[The request] The records below are to be quoted in full; please keep every word exact.

[Information supplied]
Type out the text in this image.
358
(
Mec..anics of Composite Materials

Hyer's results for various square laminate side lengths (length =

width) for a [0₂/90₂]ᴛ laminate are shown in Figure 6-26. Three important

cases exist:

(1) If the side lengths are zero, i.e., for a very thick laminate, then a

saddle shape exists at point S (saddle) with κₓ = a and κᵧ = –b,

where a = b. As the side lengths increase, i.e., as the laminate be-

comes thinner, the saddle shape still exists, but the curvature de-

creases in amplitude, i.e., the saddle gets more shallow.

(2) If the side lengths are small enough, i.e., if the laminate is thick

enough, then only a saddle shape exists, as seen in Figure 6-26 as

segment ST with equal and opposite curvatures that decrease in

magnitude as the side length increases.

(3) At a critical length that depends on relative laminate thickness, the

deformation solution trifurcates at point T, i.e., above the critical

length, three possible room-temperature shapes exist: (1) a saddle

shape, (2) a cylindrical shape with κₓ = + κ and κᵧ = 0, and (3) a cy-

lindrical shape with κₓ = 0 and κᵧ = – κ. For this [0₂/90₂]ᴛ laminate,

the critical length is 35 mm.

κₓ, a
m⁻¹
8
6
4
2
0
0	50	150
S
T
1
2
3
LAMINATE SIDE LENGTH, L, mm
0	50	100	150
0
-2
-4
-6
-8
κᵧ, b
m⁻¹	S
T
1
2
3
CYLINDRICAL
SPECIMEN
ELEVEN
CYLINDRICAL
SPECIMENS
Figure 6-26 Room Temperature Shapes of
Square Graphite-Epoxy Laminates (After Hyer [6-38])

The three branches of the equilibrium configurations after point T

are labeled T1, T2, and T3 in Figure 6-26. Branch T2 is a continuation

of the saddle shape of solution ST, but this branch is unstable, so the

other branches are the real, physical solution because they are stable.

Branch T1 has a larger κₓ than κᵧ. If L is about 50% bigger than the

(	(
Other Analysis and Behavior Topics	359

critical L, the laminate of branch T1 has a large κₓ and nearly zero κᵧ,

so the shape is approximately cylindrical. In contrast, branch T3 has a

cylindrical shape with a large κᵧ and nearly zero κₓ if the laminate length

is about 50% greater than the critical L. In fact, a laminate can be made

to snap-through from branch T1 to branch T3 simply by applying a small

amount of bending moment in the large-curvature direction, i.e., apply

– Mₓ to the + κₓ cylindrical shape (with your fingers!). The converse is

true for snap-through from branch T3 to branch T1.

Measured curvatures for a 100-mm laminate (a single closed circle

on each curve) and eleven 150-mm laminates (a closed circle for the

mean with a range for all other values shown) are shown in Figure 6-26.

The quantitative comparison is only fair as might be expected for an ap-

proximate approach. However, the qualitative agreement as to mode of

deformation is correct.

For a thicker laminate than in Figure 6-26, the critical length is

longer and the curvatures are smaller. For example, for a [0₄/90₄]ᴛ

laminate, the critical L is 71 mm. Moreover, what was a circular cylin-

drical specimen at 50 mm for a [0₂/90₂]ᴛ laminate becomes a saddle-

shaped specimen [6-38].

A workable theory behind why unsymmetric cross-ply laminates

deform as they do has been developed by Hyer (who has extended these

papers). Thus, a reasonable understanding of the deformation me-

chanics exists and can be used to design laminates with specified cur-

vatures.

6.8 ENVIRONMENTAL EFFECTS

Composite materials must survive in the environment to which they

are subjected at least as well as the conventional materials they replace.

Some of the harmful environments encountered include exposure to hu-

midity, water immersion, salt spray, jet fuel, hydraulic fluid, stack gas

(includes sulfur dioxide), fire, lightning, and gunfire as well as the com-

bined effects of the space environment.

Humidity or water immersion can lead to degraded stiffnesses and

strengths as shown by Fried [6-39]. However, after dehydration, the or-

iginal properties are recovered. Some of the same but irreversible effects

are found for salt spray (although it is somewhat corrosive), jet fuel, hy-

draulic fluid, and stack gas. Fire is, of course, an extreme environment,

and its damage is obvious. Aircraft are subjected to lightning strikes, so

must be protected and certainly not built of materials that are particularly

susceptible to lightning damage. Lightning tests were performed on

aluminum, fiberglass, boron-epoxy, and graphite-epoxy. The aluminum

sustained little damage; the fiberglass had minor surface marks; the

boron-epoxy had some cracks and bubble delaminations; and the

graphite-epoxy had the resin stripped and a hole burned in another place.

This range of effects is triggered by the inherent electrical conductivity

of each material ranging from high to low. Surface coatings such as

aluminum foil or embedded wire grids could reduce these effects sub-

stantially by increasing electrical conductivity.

[Written response]
Type out the text in this image.
358
(
Mec..anics of Composite Materials

Hyer's results for various square laminate side lengths (length =

width) for a [0₂/90₂]ᴛ laminate are shown in Figure 6-26. Three important

cases exist:

(1) If the side lengths are zero, i.e., for a very thick laminate, then a

saddle shape exists at point S (saddle) with κₓ = a and κᵧ = –b,

where a = b. As the side lengths increase, i.e., as the laminate be-

comes thinner, the saddle shape still exists, but the curvature de-

creases in amplitude, i.e., the saddle gets more shallow.

(2) If the side lengths are small enough, i.e., if the laminate is thick

enough, then only a saddle shape exists, as seen in Figure 6-26 as

segment ST with equal and opposite curvatures that decrease in

magnitude as the side length increases.

(3) At a critical length that depends on relative laminate thickness, the

deformation solution trifurcates at point T, i.e., above the critical

length, three possible room-temperature shapes exist: (1) a saddle

shape, (2) a cylindrical shape with κₓ = + κ and κᵧ = 0, and (3) a cy-

lindrical shape with κₓ = 0 and κᵧ = – κ. For this [0₂/90₂]ᴛ laminate,

the critical length is 35 mm.

κₓ, a
m⁻¹
8
6
4
2
0
0	50	150
S
T
1
2
3
LAMINATE SIDE LENGTH, L, mm
0	50	100	150
0
-2
-4
-6
-8
κᵧ, b
m⁻¹	S
T
1
2
3
CYLINDRICAL
SPECIMEN
ELEVEN
CYLINDRICAL
SPECIMENS
Figure 6-26 Room Temperature Shapes of
Square Graphite-Epoxy Laminates (After Hyer [6-38])

The three branches of the equilibrium configurations after point T

are labeled T1, T2, and T3 in Figure 6-26. Branch T2 is a continuation

of the saddle shape of solution ST, but this branch is unstable, so the

other branches are the real, physical solution because they are stable.

Branch T1 has a larger κₓ than κᵧ. If L is about 50% bigger than the

(	(
Other Analysis and Behavior Topics	359

critical L, the laminate of branch T1 has a large κₓ and nearly zero κᵧ,

so the shape is approximately cylindrical. In contrast, branch T3 has a

cylindrical shape with a large κᵧ and nearly zero κₓ if the laminate length

is about 50% greater than the critical L. In fact, a laminate can be made

to snap-through from branch T1 to branch T3 simply by applying a small

amount of bending moment in the large-curvature direction, i.e., apply

– Mₓ to the + κₓ cylindrical shape (with your fingers!). The converse is

true for snap-through from branch T3 to branch T1.

Measured curvatures for a 100-mm laminate (a single closed circle

on each curve) and eleven 150-mm laminates (a closed circle for the

mean with a range for all other values shown) are shown in Figure 6-26.

The quantitative comparison is only fair as might be expected for an ap-

proximate approach. However, the qualitative agreement as to mode of

deformation is correct.

For a thicker laminate than in Figure 6-26, the critical length is

longer and the curvatures are smaller. For example, for a [0₄/90₄]ᴛ

laminate, the critical L is 71 mm. Moreover, what was a circular cylin-

drical specimen at 50 mm for a [0₂/90₂]ᴛ laminate becomes a saddle-

shaped specimen [6-38].

A workable theory behind why unsymmetric cross-ply laminates

deform as they do has been developed by Hyer (who has extended these

papers). Thus, a reasonable understanding of the deformation me-

chanics exists and can be used to design laminates with specified cur-

vatures.

6.8 ENVIRONMENTAL EFFECTS

Composite materials must survive in the environment to which they

are subjected at least as well as the conventional materials they replace.

Some of the harmful environments encountered include exposure to hu-

midity, water immersion, salt spray, jet fuel, hydraulic fluid, stack gas

(includes sulfur dioxide), fire, lightning, and gunfire as well as the com-

bined effects of the space environment.

Humidity or water immersion can lead to degraded stiffnesses and

strengths as shown by Fried [6-39]. However, after dehydration, the or-

iginal properties are recovered. Some of the same but irreversible effects

are found for salt spray (although it is somewhat corrosive), jet fuel, hy-

draulic fluid, and stack gas. Fire is, of course, an extreme environment,

and its damage is obvious. Aircraft are subjected to lightning strikes, so

must be protected and certainly not built of materials that are particularly

susceptible to lightning damage. Lightning tests were performed on

aluminum, fiberglass, boron-epoxy, and graphite-epoxy. The aluminum

sustained little damage; the fiberglass had minor surface marks; the

boron-epoxy had some cracks and bubble delaminations; and the

graphite-epoxy had the resin stripped and a hole burned in another place.

This range of effects is triggered by the inherent electrical conductivity

of each material ranging from high to low. Surface coatings such as

aluminum foil or embedded wire grids could reduce these effects sub-

stantially by increasing electrical conductivity.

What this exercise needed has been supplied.